══ Datenzeilen
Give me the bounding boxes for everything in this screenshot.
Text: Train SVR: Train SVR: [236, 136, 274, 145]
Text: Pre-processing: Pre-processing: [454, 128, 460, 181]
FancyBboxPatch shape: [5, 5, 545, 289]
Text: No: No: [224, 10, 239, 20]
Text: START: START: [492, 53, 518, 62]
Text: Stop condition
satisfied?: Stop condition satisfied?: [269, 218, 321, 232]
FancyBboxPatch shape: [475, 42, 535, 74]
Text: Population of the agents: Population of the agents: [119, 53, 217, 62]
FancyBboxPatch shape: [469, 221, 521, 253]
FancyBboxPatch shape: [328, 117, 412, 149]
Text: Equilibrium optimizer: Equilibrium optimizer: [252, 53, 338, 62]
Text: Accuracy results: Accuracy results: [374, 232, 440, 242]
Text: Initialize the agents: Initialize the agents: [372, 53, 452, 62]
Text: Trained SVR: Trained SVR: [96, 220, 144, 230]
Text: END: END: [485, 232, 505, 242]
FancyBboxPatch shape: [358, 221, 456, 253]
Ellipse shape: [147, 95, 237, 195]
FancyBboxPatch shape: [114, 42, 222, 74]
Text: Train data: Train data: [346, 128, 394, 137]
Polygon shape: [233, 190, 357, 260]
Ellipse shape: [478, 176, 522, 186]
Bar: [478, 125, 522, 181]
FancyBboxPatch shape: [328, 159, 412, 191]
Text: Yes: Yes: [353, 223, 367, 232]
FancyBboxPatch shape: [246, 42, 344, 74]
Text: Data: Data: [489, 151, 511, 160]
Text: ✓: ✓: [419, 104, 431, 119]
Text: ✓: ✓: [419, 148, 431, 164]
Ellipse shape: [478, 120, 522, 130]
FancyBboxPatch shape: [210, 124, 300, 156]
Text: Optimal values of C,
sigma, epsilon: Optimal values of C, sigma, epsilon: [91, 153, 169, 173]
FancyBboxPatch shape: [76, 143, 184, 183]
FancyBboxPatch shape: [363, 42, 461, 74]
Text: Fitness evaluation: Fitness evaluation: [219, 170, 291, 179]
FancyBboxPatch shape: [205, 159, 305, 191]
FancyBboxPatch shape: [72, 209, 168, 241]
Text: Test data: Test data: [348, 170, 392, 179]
════
* **Deine Aufgabe**
Stelle sämtliche Zeilen der Auflistung oben als nummerierte Liste dar und lass dabei Leerzeilen weg.

* **Ergebnis**
1. Give me the bounding boxes for everything in this screenshot.
2. Text: Train SVR: Train SVR: [236, 136, 274, 145]
3. Text: Pre-processing: Pre-processing: [454, 128, 460, 181]
4. FancyBboxPatch shape: [5, 5, 545, 289]
5. Text: No: No: [224, 10, 239, 20]
6. Text: START: START: [492, 53, 518, 62]
7. Text: Stop condition
8. satisfied?: Stop condition satisfied?: [269, 218, 321, 232]
9. FancyBboxPatch shape: [475, 42, 535, 74]
10. Text: Population of the agents: Population of the agents: [119, 53, 217, 62]
11. FancyBboxPatch shape: [469, 221, 521, 253]
12. FancyBboxPatch shape: [328, 117, 412, 149]
13. Text: Equilibrium optimizer: Equilibrium optimizer: [252, 53, 338, 62]
14. Text: Accuracy results: Accuracy results: [374, 232, 440, 242]
15. Text: Initialize the agents: Initialize the agents: [372, 53, 452, 62]
16. Text: Trained SVR: Trained SVR: [96, 220, 144, 230]
17. Text: END: END: [485, 232, 505, 242]
18. FancyBboxPatch shape: [358, 221, 456, 253]
19. Ellipse shape: [147, 95, 237, 195]
20. FancyBboxPatch shape: [114, 42, 222, 74]
21. Text: Train data: Train data: [346, 128, 394, 137]
22. Polygon shape: [233, 190, 357, 260]
23. Ellipse shape: [478, 176, 522, 186]
24. Bar: [478, 125, 522, 181]
25. FancyBboxPatch shape: [328, 159, 412, 191]
26. Text: Yes: Yes: [353, 223, 367, 232]
27. FancyBboxPatch shape: [246, 42, 344, 74]
28. Text: Data: Data: [489, 151, 511, 160]
29. Text: ✓: ✓: [419, 104, 431, 119]
30. Text: ✓: ✓: [419, 148, 431, 164]
31. Ellipse shape: [478, 120, 522, 130]
32. FancyBboxPatch shape: [210, 124, 300, 156]
33. Text: Optimal values of C,
34. sigma, epsilon: Optimal values of C, sigma, epsilon: [91, 153, 169, 173]
35. FancyBboxPatch shape: [76, 143, 184, 183]
36. FancyBboxPatch shape: [363, 42, 461, 74]
37. Text: Fitness evaluation: Fitness evaluation: [219, 170, 291, 179]
38. FancyBboxPatch shape: [205, 159, 305, 191]
39. FancyBboxPatch shape: [72, 209, 168, 241]
40. Text: Test data: Test data: [348, 170, 392, 179]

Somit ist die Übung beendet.